Passage to read:
--- BEGIN ---
# Sonic Chic haul...



## geeko (Jul 31, 2008)

Here's what I hauled today. Darn i need to go on a BLUSHER ban.... 







Dainty mineralized blush x 2
Gentle 
Pleasantry
Nuance
Warm Soul
Gleeful
Merrily
Love Thing

Fresh Green mix MES
Pink Split MES
Odd couple MES
Sea & Sky MES
Two to Glow MES


----------



## shell12367 (Jul 31, 2008)

nice haul!


----------



## Susanne (Jul 31, 2008)

Great haul! Have fun playing with it!


----------



## jbid (Jul 31, 2008)

oh how i envy you! we didn't get them yet...
enjoy!


----------



## trammie (Jul 31, 2008)

oohh i love pleasantry! such a pretty color, nice haul!


----------



## lovingtarepanda (Jul 31, 2008)

loveee your blushes!


----------



## mac*lover (Jul 31, 2008)

nice !!!!


----------



## themarymac (Jul 31, 2008)

Very nice.....enjoy!!


----------



## vcanady (Jul 31, 2008)

wow im jealous!! nice haul!


----------



## hooked*on*mac (Jul 31, 2008)

Nice Haul ! Enjoy


----------



## darkishstar (Aug 1, 2008)

Awesome haul!


----------



## cyndi (Aug 1, 2008)
--- END ---
Stored rows:
--- BEGIN ---
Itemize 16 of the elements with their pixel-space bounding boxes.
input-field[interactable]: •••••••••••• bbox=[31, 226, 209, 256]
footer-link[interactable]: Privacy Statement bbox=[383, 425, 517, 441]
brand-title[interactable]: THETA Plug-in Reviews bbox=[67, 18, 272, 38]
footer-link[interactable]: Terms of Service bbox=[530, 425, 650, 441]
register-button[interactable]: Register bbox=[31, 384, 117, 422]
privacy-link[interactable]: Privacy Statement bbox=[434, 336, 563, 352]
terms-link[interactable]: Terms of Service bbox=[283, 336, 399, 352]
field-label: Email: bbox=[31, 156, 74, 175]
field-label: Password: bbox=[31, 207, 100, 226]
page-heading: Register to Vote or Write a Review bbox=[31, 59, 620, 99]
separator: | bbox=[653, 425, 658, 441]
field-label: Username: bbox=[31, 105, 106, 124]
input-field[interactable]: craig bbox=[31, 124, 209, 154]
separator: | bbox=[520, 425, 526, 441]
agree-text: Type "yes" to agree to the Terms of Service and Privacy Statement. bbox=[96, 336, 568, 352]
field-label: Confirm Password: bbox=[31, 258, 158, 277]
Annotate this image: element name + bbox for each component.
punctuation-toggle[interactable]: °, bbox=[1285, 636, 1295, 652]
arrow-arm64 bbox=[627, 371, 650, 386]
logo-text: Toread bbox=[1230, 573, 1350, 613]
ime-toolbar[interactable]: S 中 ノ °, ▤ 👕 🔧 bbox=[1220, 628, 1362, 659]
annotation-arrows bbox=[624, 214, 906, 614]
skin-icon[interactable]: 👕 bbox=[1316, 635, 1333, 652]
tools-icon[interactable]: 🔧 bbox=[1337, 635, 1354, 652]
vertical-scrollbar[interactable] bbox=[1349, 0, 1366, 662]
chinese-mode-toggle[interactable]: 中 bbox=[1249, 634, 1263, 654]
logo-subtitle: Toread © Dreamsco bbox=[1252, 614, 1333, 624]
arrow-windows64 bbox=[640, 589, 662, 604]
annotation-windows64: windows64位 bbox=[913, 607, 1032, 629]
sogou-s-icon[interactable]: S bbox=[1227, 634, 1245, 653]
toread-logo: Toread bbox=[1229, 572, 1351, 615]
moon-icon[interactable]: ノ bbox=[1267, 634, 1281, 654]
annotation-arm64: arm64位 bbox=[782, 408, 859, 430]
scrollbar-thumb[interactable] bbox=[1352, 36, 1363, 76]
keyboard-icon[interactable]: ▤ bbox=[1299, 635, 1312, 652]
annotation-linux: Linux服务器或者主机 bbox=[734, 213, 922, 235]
--- END ---
Aim 1:
In the Sonic Chic haul thread, rewrite the block that begins "Fresh Green mix MES" as one shorter sentence that keeps every item.
Aim 2:
Answer these questions from the Sonic Chic haul thread, one line each:
(a) What kind of ban does geeko say is needed?
(b) Which color does trammie say they love?
(c) According to jbid, what hasn't happened yet?
Aim 3:
Please carry on the Sonic Chic haul thread from its last line.

Exercise result 1:
The haul includes five MES: Fresh Green mix, Pink Split, Odd couple, Sea & Sky, and Two to Glow.

Exercise result 2:
(a) A blusher ban.
(b) Pleasantry.
(c) They didn't get them yet.

Exercise result 3:
love your haul!! =] 
have fun playing with all the new goodies!


----------



## Emi-lyn (Aug 1, 2008)

Very nice haul! Enjoy your beautiful blushes and eyeshadows.


----------



## sinasuse (Aug 30, 2008)

thats a lot


----------



## AppleDiva (Aug 30, 2008)

Looks like someone will have the happiest cheeks in the land.


----------



## glam8babe (Aug 30, 2008)

WOAH! im jealous 
	

	
	
		
		

		
		
	


	



i love dainty


----------



## jaclynashley (Aug 30, 2008)

Dainty is a really pretty color !
I love how it just adds a natural glow to my face .
Have fun with your goodies !


----------



## Sanayhs (Aug 30, 2008)

Your cheeks must be so excited!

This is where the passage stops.